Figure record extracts
★ ★ ★

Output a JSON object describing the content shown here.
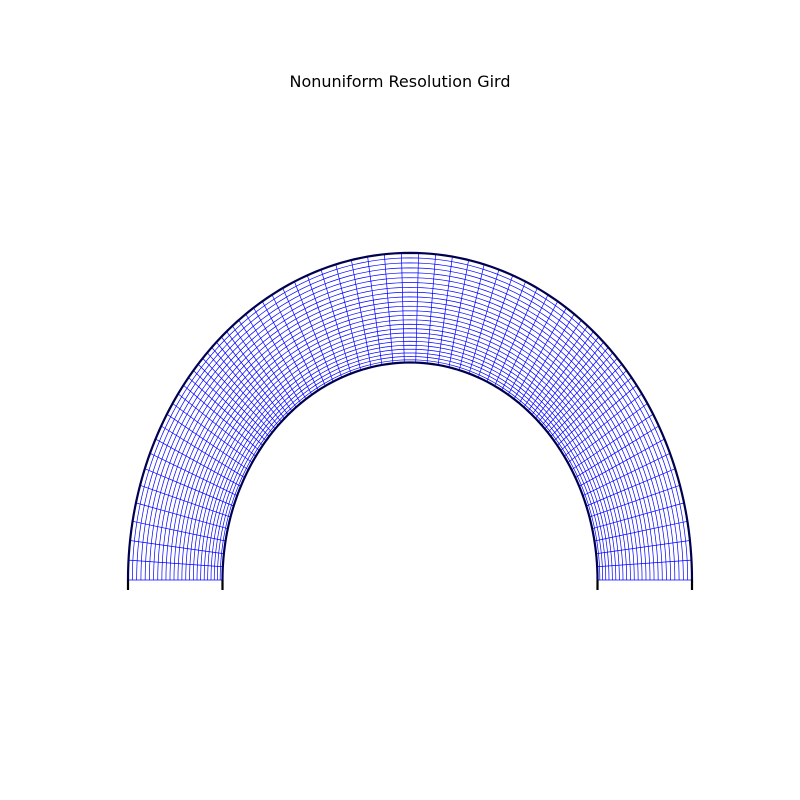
{
  "title": "Nonuniform Resolution Gird",
  "colors": {
    "background": "#ffffff",
    "grid_line": "#0000ff",
    "boundary": "#000050",
    "end_cap": "#000000"
  },
  "chart_data": {
    "type": "polar-grid",
    "angle_range_deg": [
      0,
      180
    ],
    "radius_range": [
      1.0,
      1.5
    ],
    "radial_lines": {
      "count": 76,
      "spacing": "nonuniform, densest near 90 and 0 degrees, sparsest near 45 and 135 degrees"
    },
    "arc_lines": {
      "count": 26,
      "spacing": "nonuniform, densest near the inner radius and near 0 and 180 degrees"
    },
    "boundaries": [
      "inner-arc",
      "outer-arc"
    ]
  }
}
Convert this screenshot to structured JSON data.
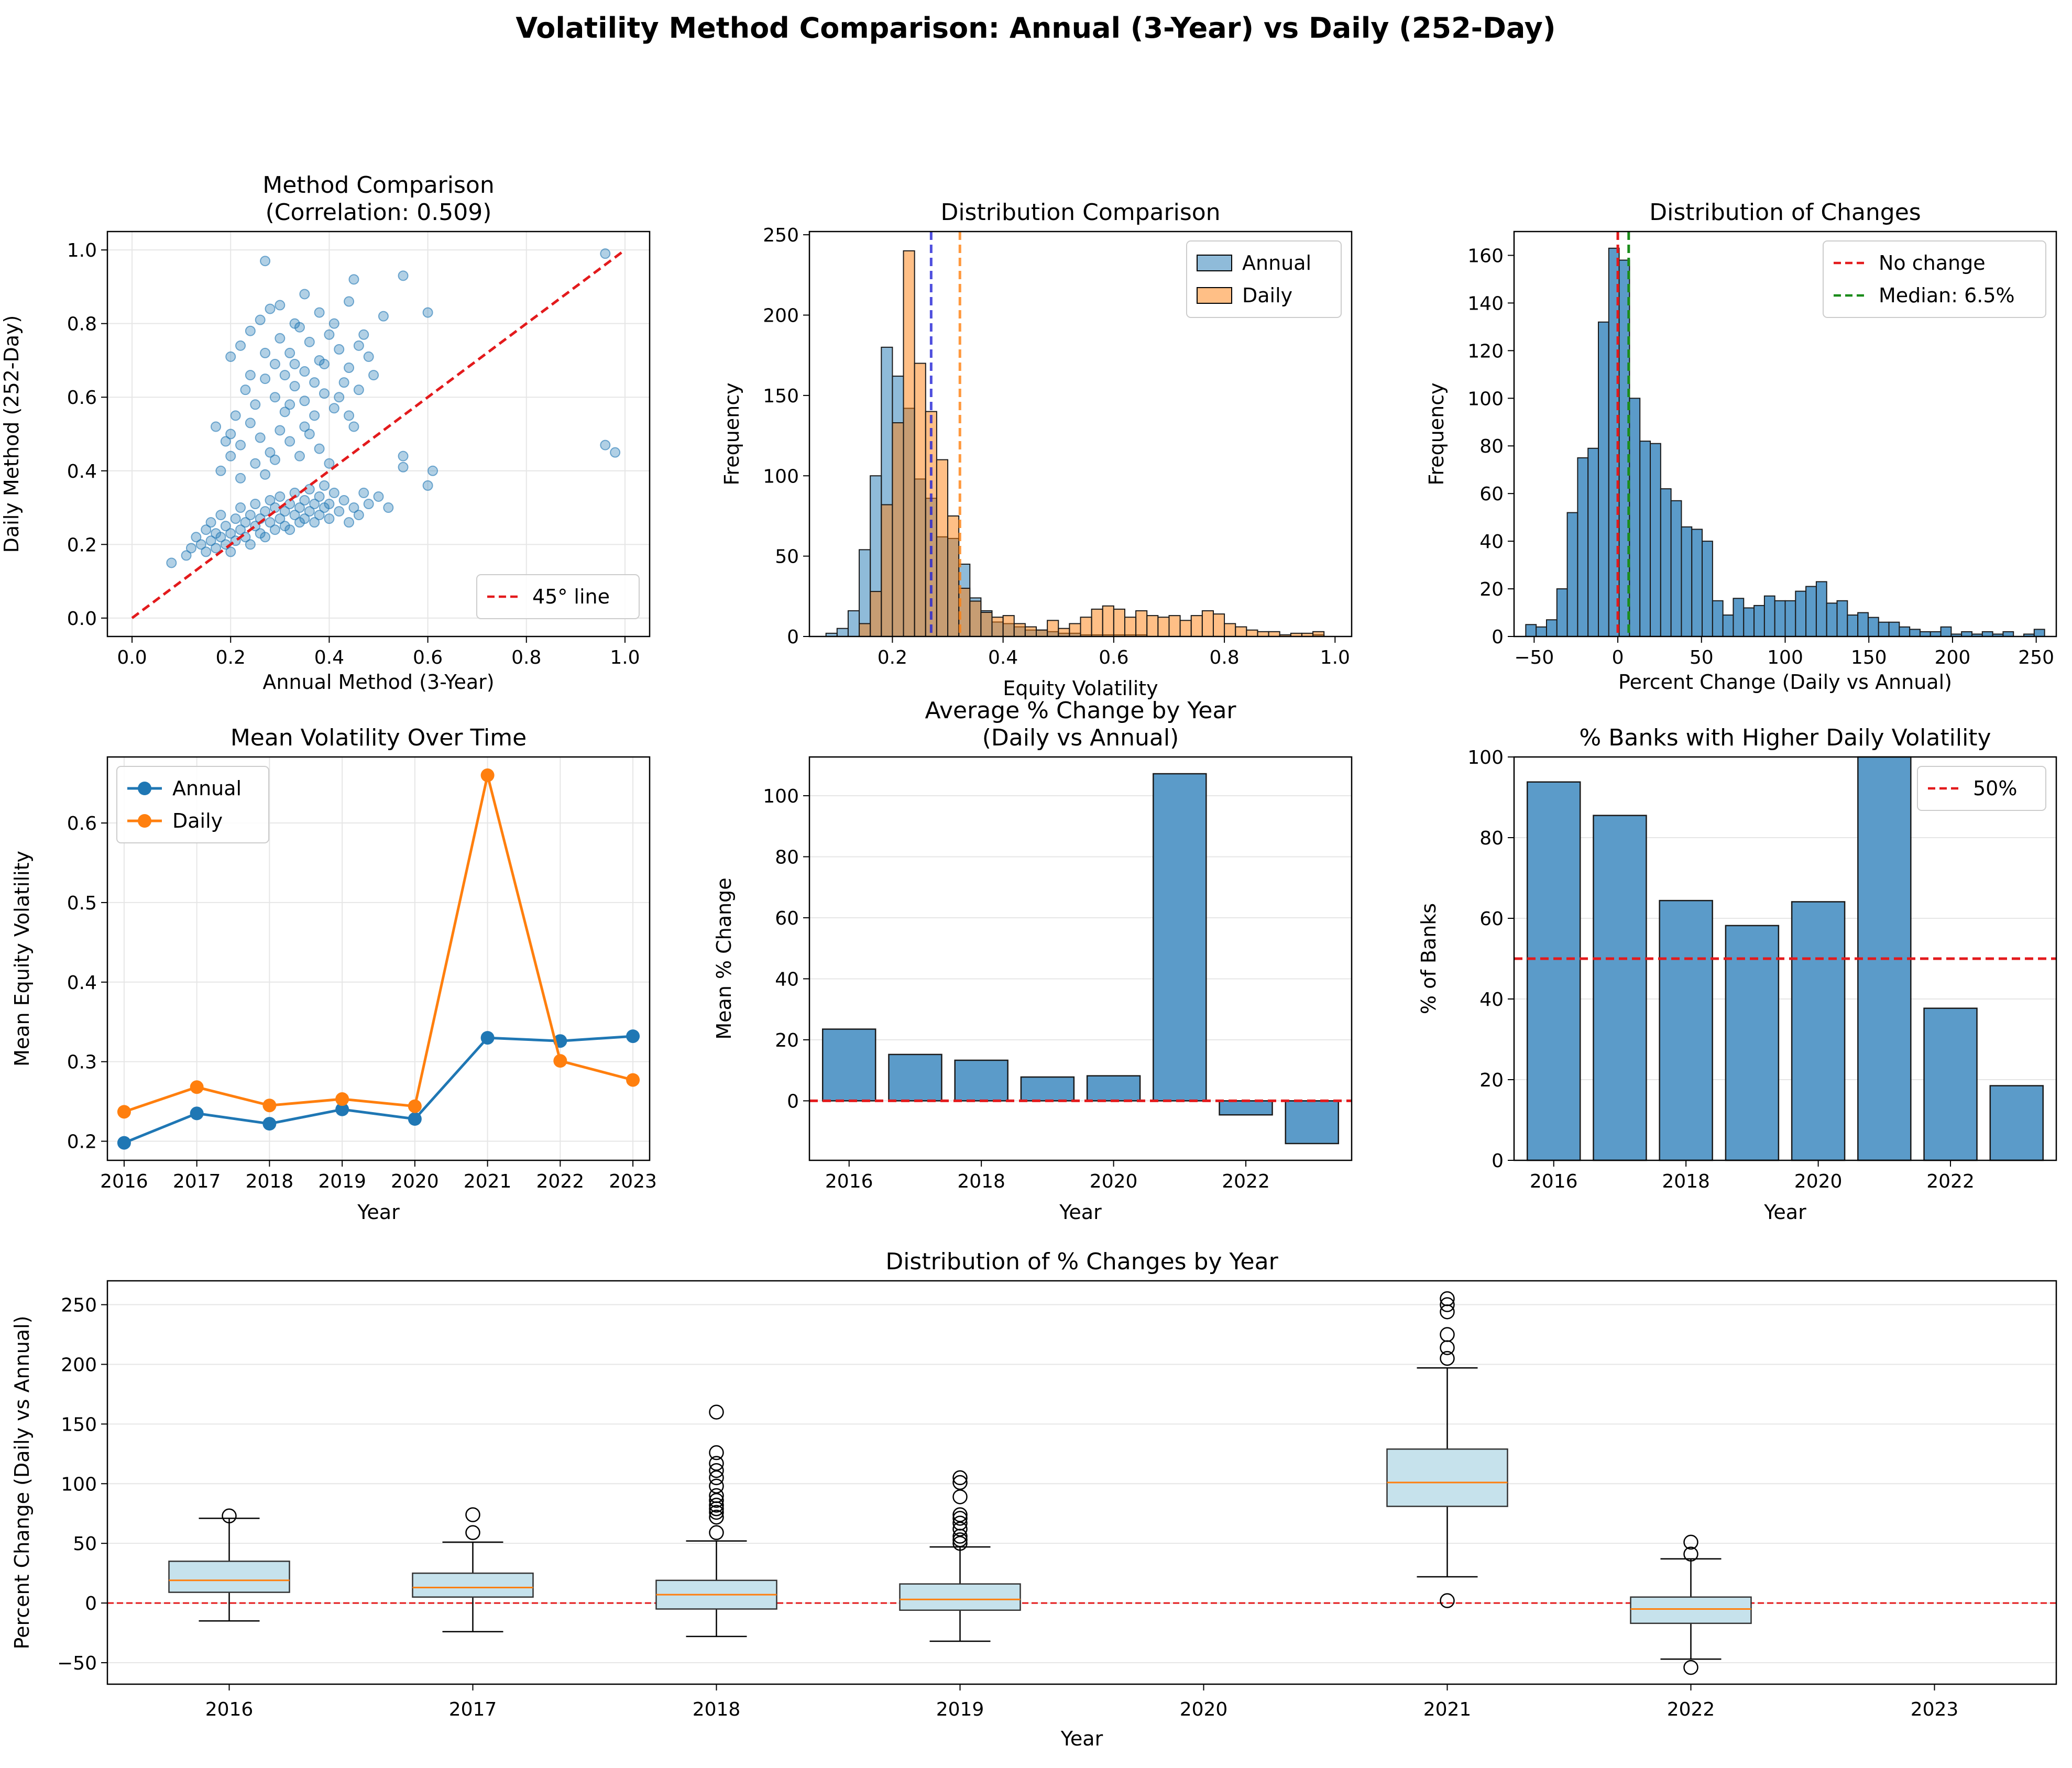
{
  "figure": {
    "title": "Volatility Method Comparison: Annual (3-Year) vs Daily (252-Day)",
    "colors": {
      "annual": "#1f77b4",
      "daily": "#ff7f0e",
      "bar": "#5b9bc9",
      "box_fill": "#c6e2ec",
      "median": "#ff7f0e",
      "ref_red": "#e31a1c",
      "ref_green": "#1a8c1a",
      "grid": "#e6e6e6"
    }
  },
  "chart_data": [
    {
      "type": "scatter",
      "title": "Method Comparison\n(Correlation: 0.509)",
      "xlabel": "Annual Method (3-Year)",
      "ylabel": "Daily Method (252-Day)",
      "xlim": [
        -0.05,
        1.05
      ],
      "ylim": [
        -0.05,
        1.05
      ],
      "xticks": [
        "0.0",
        "0.2",
        "0.4",
        "0.6",
        "0.8",
        "1.0"
      ],
      "yticks": [
        "0.0",
        "0.2",
        "0.4",
        "0.6",
        "0.8",
        "1.0"
      ],
      "grid": true,
      "legend": {
        "position": "lower-right",
        "entries": [
          "45° line"
        ]
      },
      "reference_line": {
        "name": "45° line",
        "from": [
          0,
          0
        ],
        "to": [
          1,
          1
        ]
      },
      "points": [
        [
          0.13,
          0.22
        ],
        [
          0.14,
          0.2
        ],
        [
          0.15,
          0.18
        ],
        [
          0.15,
          0.24
        ],
        [
          0.16,
          0.21
        ],
        [
          0.16,
          0.26
        ],
        [
          0.17,
          0.19
        ],
        [
          0.17,
          0.23
        ],
        [
          0.18,
          0.22
        ],
        [
          0.18,
          0.28
        ],
        [
          0.19,
          0.2
        ],
        [
          0.19,
          0.25
        ],
        [
          0.2,
          0.23
        ],
        [
          0.2,
          0.18
        ],
        [
          0.21,
          0.27
        ],
        [
          0.21,
          0.21
        ],
        [
          0.22,
          0.24
        ],
        [
          0.22,
          0.3
        ],
        [
          0.23,
          0.22
        ],
        [
          0.23,
          0.26
        ],
        [
          0.24,
          0.2
        ],
        [
          0.24,
          0.28
        ],
        [
          0.25,
          0.25
        ],
        [
          0.25,
          0.31
        ],
        [
          0.26,
          0.23
        ],
        [
          0.26,
          0.27
        ],
        [
          0.27,
          0.29
        ],
        [
          0.27,
          0.22
        ],
        [
          0.28,
          0.26
        ],
        [
          0.28,
          0.32
        ],
        [
          0.29,
          0.24
        ],
        [
          0.29,
          0.3
        ],
        [
          0.3,
          0.27
        ],
        [
          0.3,
          0.33
        ],
        [
          0.31,
          0.25
        ],
        [
          0.31,
          0.29
        ],
        [
          0.32,
          0.31
        ],
        [
          0.32,
          0.24
        ],
        [
          0.33,
          0.28
        ],
        [
          0.33,
          0.34
        ],
        [
          0.34,
          0.26
        ],
        [
          0.34,
          0.3
        ],
        [
          0.35,
          0.32
        ],
        [
          0.35,
          0.27
        ],
        [
          0.36,
          0.29
        ],
        [
          0.36,
          0.35
        ],
        [
          0.37,
          0.31
        ],
        [
          0.37,
          0.26
        ],
        [
          0.38,
          0.28
        ],
        [
          0.38,
          0.33
        ],
        [
          0.39,
          0.3
        ],
        [
          0.39,
          0.36
        ],
        [
          0.4,
          0.27
        ],
        [
          0.4,
          0.31
        ],
        [
          0.41,
          0.34
        ],
        [
          0.42,
          0.29
        ],
        [
          0.43,
          0.32
        ],
        [
          0.44,
          0.26
        ],
        [
          0.45,
          0.3
        ],
        [
          0.46,
          0.28
        ],
        [
          0.47,
          0.34
        ],
        [
          0.48,
          0.31
        ],
        [
          0.5,
          0.33
        ],
        [
          0.52,
          0.3
        ],
        [
          0.08,
          0.15
        ],
        [
          0.11,
          0.17
        ],
        [
          0.12,
          0.19
        ],
        [
          0.55,
          0.41
        ],
        [
          0.55,
          0.44
        ],
        [
          0.6,
          0.36
        ],
        [
          0.61,
          0.4
        ],
        [
          0.55,
          0.93
        ],
        [
          0.27,
          0.97
        ],
        [
          0.96,
          0.99
        ],
        [
          0.96,
          0.47
        ],
        [
          0.98,
          0.45
        ],
        [
          0.6,
          0.83
        ],
        [
          0.45,
          0.92
        ],
        [
          0.35,
          0.88
        ],
        [
          0.2,
          0.71
        ],
        [
          0.22,
          0.74
        ],
        [
          0.24,
          0.78
        ],
        [
          0.26,
          0.81
        ],
        [
          0.28,
          0.84
        ],
        [
          0.3,
          0.76
        ],
        [
          0.32,
          0.72
        ],
        [
          0.34,
          0.79
        ],
        [
          0.36,
          0.75
        ],
        [
          0.38,
          0.7
        ],
        [
          0.4,
          0.77
        ],
        [
          0.42,
          0.73
        ],
        [
          0.44,
          0.68
        ],
        [
          0.46,
          0.74
        ],
        [
          0.48,
          0.71
        ],
        [
          0.23,
          0.62
        ],
        [
          0.25,
          0.58
        ],
        [
          0.27,
          0.65
        ],
        [
          0.29,
          0.6
        ],
        [
          0.31,
          0.56
        ],
        [
          0.33,
          0.63
        ],
        [
          0.35,
          0.59
        ],
        [
          0.37,
          0.55
        ],
        [
          0.39,
          0.61
        ],
        [
          0.41,
          0.57
        ],
        [
          0.43,
          0.64
        ],
        [
          0.45,
          0.52
        ],
        [
          0.2,
          0.5
        ],
        [
          0.22,
          0.47
        ],
        [
          0.24,
          0.53
        ],
        [
          0.26,
          0.49
        ],
        [
          0.28,
          0.45
        ],
        [
          0.3,
          0.51
        ],
        [
          0.32,
          0.48
        ],
        [
          0.34,
          0.44
        ],
        [
          0.36,
          0.5
        ],
        [
          0.38,
          0.46
        ],
        [
          0.4,
          0.42
        ],
        [
          0.18,
          0.4
        ],
        [
          0.2,
          0.44
        ],
        [
          0.22,
          0.38
        ],
        [
          0.25,
          0.42
        ],
        [
          0.27,
          0.39
        ],
        [
          0.29,
          0.43
        ],
        [
          0.17,
          0.52
        ],
        [
          0.19,
          0.48
        ],
        [
          0.31,
          0.66
        ],
        [
          0.33,
          0.69
        ],
        [
          0.35,
          0.67
        ],
        [
          0.3,
          0.85
        ],
        [
          0.33,
          0.8
        ],
        [
          0.38,
          0.83
        ],
        [
          0.41,
          0.8
        ],
        [
          0.47,
          0.77
        ],
        [
          0.49,
          0.66
        ],
        [
          0.51,
          0.82
        ],
        [
          0.44,
          0.86
        ],
        [
          0.21,
          0.55
        ],
        [
          0.24,
          0.66
        ],
        [
          0.27,
          0.72
        ],
        [
          0.29,
          0.69
        ],
        [
          0.32,
          0.58
        ],
        [
          0.35,
          0.52
        ],
        [
          0.37,
          0.64
        ],
        [
          0.39,
          0.69
        ],
        [
          0.42,
          0.6
        ],
        [
          0.44,
          0.55
        ],
        [
          0.46,
          0.62
        ]
      ]
    },
    {
      "type": "histogram",
      "title": "Distribution Comparison",
      "xlabel": "Equity Volatility",
      "ylabel": "Frequency",
      "xlim": [
        0.05,
        1.03
      ],
      "ylim": [
        0,
        252
      ],
      "xticks": [
        "0.2",
        "0.4",
        "0.6",
        "0.8",
        "1.0"
      ],
      "yticks": [
        "0",
        "50",
        "100",
        "150",
        "200",
        "250"
      ],
      "grid": false,
      "legend": {
        "position": "top-right",
        "entries": [
          "Annual",
          "Daily"
        ]
      },
      "series": [
        {
          "name": "Annual",
          "bins_start": 0.08,
          "bin_width": 0.02,
          "counts": [
            2,
            5,
            16,
            54,
            100,
            180,
            162,
            142,
            98,
            86,
            62,
            61,
            45,
            24,
            16,
            9,
            8,
            6,
            4,
            4,
            3,
            2,
            2,
            1,
            1,
            1,
            1,
            1,
            1,
            0,
            0,
            0,
            0,
            0,
            0,
            0,
            0,
            0,
            0,
            0,
            0,
            0,
            0,
            0,
            1
          ]
        },
        {
          "name": "Daily",
          "bin_edges": [
            0.14,
            0.16,
            0.18,
            0.2,
            0.22,
            0.24,
            0.26,
            0.28,
            0.3,
            0.32,
            0.34,
            0.36,
            0.38,
            0.4,
            0.42,
            0.44,
            0.46,
            0.48,
            0.5,
            0.52,
            0.54,
            0.56,
            0.58,
            0.6,
            0.62,
            0.64,
            0.66,
            0.68,
            0.7,
            0.72,
            0.74,
            0.76,
            0.78,
            0.8,
            0.82,
            0.84,
            0.86,
            0.88,
            0.9,
            0.92,
            0.94,
            0.96,
            0.98
          ],
          "counts": [
            8,
            28,
            82,
            133,
            240,
            170,
            140,
            110,
            75,
            30,
            22,
            15,
            12,
            13,
            8,
            6,
            4,
            10,
            5,
            8,
            12,
            17,
            19,
            17,
            12,
            16,
            13,
            12,
            13,
            10,
            13,
            16,
            14,
            8,
            6,
            4,
            3,
            3,
            1,
            2,
            2,
            3
          ]
        }
      ],
      "vlines": [
        {
          "x": 0.27,
          "series": "Annual"
        },
        {
          "x": 0.322,
          "series": "Daily"
        }
      ]
    },
    {
      "type": "histogram",
      "title": "Distribution of Changes",
      "xlabel": "Percent Change (Daily vs Annual)",
      "ylabel": "Frequency",
      "xlim": [
        -62,
        262
      ],
      "ylim": [
        0,
        170
      ],
      "xticks": [
        "−50",
        "0",
        "50",
        "100",
        "150",
        "200",
        "250"
      ],
      "yticks": [
        "0",
        "20",
        "40",
        "60",
        "80",
        "100",
        "120",
        "140",
        "160"
      ],
      "grid": false,
      "legend": {
        "position": "top-right",
        "entries": [
          "No change",
          "Median: 6.5%"
        ]
      },
      "bins_start": -55,
      "bin_width": 6.2,
      "counts": [
        5,
        4,
        7,
        20,
        52,
        75,
        79,
        132,
        163,
        158,
        100,
        82,
        81,
        62,
        57,
        46,
        45,
        40,
        15,
        9,
        16,
        12,
        13,
        17,
        15,
        15,
        19,
        21,
        23,
        14,
        15,
        9,
        10,
        8,
        6,
        6,
        4,
        3,
        2,
        2,
        4,
        1,
        2,
        1,
        2,
        1,
        2,
        0,
        1,
        3
      ],
      "vlines": [
        {
          "x": 0,
          "label": "No change"
        },
        {
          "x": 6.5,
          "label": "Median: 6.5%"
        }
      ]
    },
    {
      "type": "line",
      "title": "Mean Volatility Over Time",
      "xlabel": "Year",
      "ylabel": "Mean Equity Volatility",
      "x": [
        2016,
        2017,
        2018,
        2019,
        2020,
        2021,
        2022,
        2023
      ],
      "xticks": [
        "2016",
        "2017",
        "2018",
        "2019",
        "2020",
        "2021",
        "2022",
        "2023"
      ],
      "yticks": [
        "0.2",
        "0.3",
        "0.4",
        "0.5",
        "0.6"
      ],
      "xlim": [
        2015.77,
        2023.23
      ],
      "ylim": [
        0.176,
        0.683
      ],
      "grid": true,
      "legend": {
        "position": "top-left",
        "entries": [
          "Annual",
          "Daily"
        ]
      },
      "series": [
        {
          "name": "Annual",
          "values": [
            0.198,
            0.235,
            0.222,
            0.24,
            0.228,
            0.33,
            0.326,
            0.332
          ]
        },
        {
          "name": "Daily",
          "values": [
            0.237,
            0.268,
            0.245,
            0.253,
            0.244,
            0.66,
            0.301,
            0.277
          ]
        }
      ]
    },
    {
      "type": "bar",
      "title": "Average % Change by Year\n(Daily vs Annual)",
      "xlabel": "Year",
      "ylabel": "Mean % Change",
      "categories": [
        "2016",
        "2017",
        "2018",
        "2019",
        "2020",
        "2021",
        "2022",
        "2023"
      ],
      "values": [
        23.5,
        15.2,
        13.3,
        7.8,
        8.2,
        107.2,
        -4.6,
        -14.0
      ],
      "xticks": [
        "2016",
        "2018",
        "2020",
        "2022"
      ],
      "yticks": [
        "0",
        "20",
        "40",
        "60",
        "80",
        "100"
      ],
      "xlim": [
        2015.4,
        2023.6
      ],
      "ylim": [
        -19.5,
        112.7
      ],
      "grid": true,
      "reference_line": {
        "y": 0
      }
    },
    {
      "type": "bar",
      "title": "% Banks with Higher Daily Volatility",
      "xlabel": "Year",
      "ylabel": "% of Banks",
      "categories": [
        "2016",
        "2017",
        "2018",
        "2019",
        "2020",
        "2021",
        "2022",
        "2023"
      ],
      "values": [
        93.8,
        85.5,
        64.4,
        58.2,
        64.1,
        100,
        37.7,
        18.5
      ],
      "xticks": [
        "2016",
        "2018",
        "2020",
        "2022"
      ],
      "yticks": [
        "0",
        "20",
        "40",
        "60",
        "80",
        "100"
      ],
      "xlim": [
        2015.4,
        2023.6
      ],
      "ylim": [
        0,
        100
      ],
      "grid": true,
      "legend": {
        "position": "top-right",
        "entries": [
          "50%"
        ]
      },
      "reference_line": {
        "y": 50,
        "name": "50%"
      }
    },
    {
      "type": "box",
      "title": "Distribution of % Changes by Year",
      "xlabel": "Year",
      "ylabel": "Percent Change (Daily vs Annual)",
      "categories": [
        "2016",
        "2017",
        "2018",
        "2019",
        "2020",
        "2021",
        "2022",
        "2023"
      ],
      "yticks": [
        "−50",
        "0",
        "50",
        "100",
        "150",
        "200",
        "250"
      ],
      "ylim": [
        -68,
        270
      ],
      "grid": true,
      "reference_line": {
        "y": 0
      },
      "boxes": [
        {
          "q1": 9,
          "median": 19,
          "q3": 35,
          "whisker_low": -15,
          "whisker_high": 71,
          "outliers": [
            73
          ]
        },
        {
          "q1": 5,
          "median": 13,
          "q3": 25,
          "whisker_low": -24,
          "whisker_high": 51,
          "outliers": [
            59,
            74
          ]
        },
        {
          "q1": -5,
          "median": 7,
          "q3": 19,
          "whisker_low": -28,
          "whisker_high": 52,
          "outliers": [
            59,
            72,
            76,
            79,
            82,
            86,
            90,
            98,
            105,
            111,
            117,
            126,
            160
          ]
        },
        {
          "q1": -6,
          "median": 3,
          "q3": 16,
          "whisker_low": -32,
          "whisker_high": 47,
          "outliers": [
            50,
            53,
            56,
            62,
            67,
            71,
            74,
            89,
            101,
            105
          ]
        },
        null,
        {
          "q1": 81,
          "median": 101,
          "q3": 129,
          "whisker_low": 22,
          "whisker_high": 197,
          "outliers": [
            2,
            205,
            214,
            225,
            244,
            250,
            255
          ]
        },
        {
          "q1": -17,
          "median": -5,
          "q3": 5,
          "whisker_low": -47,
          "whisker_high": 37,
          "outliers": [
            41,
            51,
            -54
          ]
        },
        null
      ]
    }
  ]
}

★ ★ ★

_What is expected_
Copy each line from the records above that includes the string "Changes".

_Worked solution_
      "title": "Distribution of Changes",
      "title": "Distribution of % Changes by Year",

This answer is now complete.